Data in this exercise:
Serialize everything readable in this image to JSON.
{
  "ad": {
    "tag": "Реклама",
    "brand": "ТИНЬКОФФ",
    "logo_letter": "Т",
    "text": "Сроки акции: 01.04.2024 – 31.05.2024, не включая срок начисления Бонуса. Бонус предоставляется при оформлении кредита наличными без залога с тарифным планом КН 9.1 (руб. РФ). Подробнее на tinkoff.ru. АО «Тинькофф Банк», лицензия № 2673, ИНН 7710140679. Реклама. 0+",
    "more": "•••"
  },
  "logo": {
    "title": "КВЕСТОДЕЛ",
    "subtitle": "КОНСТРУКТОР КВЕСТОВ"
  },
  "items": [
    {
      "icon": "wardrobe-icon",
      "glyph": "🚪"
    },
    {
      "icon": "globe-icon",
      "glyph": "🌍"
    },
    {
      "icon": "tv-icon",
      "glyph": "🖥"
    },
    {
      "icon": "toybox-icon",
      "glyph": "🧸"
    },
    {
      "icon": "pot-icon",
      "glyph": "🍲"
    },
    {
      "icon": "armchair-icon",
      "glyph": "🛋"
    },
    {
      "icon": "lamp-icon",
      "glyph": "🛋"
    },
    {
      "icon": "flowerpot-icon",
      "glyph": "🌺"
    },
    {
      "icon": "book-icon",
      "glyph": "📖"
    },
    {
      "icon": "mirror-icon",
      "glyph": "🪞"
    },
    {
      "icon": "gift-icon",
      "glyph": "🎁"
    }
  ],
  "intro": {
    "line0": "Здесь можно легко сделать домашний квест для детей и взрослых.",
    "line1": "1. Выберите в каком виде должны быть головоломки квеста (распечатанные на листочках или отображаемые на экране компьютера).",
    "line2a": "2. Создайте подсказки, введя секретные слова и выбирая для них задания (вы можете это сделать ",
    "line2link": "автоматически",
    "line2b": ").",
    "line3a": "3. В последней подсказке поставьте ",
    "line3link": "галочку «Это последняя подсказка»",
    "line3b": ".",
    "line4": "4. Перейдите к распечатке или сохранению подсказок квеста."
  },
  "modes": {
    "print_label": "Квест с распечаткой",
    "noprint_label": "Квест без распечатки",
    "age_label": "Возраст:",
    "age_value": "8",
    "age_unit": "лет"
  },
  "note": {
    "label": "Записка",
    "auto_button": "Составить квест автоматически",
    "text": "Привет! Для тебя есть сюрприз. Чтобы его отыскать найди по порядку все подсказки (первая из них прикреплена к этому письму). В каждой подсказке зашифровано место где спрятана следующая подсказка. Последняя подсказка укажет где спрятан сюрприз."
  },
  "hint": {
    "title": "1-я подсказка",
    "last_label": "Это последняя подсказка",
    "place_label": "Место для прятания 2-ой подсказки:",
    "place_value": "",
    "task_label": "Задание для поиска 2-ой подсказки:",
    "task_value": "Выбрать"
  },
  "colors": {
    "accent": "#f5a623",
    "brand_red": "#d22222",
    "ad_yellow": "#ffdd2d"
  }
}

Instructions for the task: Identify all lines in the records above with the word "подсказки".

Task output:
    "line2a": "2. Создайте подсказки, введя секретные слова и выбирая для них задания (вы можете это сделать ",
    "text": "Привет! Для тебя есть сюрприз. Чтобы его отыскать найди по порядку все подсказки (первая из них прикреплена к этому письму). В каждой подсказке зашифровано место где спрятана следующая подсказка. Последняя подсказка укажет где спрятан сюрприз."
    "place_label": "Место для прятания 2-ой подсказки:",
    "task_label": "Задание для поиска 2-ой подсказки:",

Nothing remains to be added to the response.